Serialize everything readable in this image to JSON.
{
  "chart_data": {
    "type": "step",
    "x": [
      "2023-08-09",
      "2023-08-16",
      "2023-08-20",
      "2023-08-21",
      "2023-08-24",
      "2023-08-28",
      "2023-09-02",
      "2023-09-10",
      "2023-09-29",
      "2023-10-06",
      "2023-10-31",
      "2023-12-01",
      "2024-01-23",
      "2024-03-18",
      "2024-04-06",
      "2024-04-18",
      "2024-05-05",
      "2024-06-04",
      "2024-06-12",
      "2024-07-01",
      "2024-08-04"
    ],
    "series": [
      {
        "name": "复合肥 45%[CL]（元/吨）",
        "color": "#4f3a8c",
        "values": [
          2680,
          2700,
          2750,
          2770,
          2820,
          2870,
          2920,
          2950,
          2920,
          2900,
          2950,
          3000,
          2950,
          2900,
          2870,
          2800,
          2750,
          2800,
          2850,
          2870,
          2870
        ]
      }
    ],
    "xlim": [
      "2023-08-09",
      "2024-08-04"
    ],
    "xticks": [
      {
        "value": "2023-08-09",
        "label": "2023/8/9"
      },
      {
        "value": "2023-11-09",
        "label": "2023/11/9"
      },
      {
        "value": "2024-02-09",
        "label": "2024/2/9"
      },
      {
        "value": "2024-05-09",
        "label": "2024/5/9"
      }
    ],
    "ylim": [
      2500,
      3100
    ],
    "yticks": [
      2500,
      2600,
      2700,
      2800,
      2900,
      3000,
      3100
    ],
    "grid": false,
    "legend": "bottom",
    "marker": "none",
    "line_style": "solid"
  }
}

* * *

*Given request*: Each line that has the word "label" counts once. How many such lines are in the data? Give the number alone.

*Full output*: 4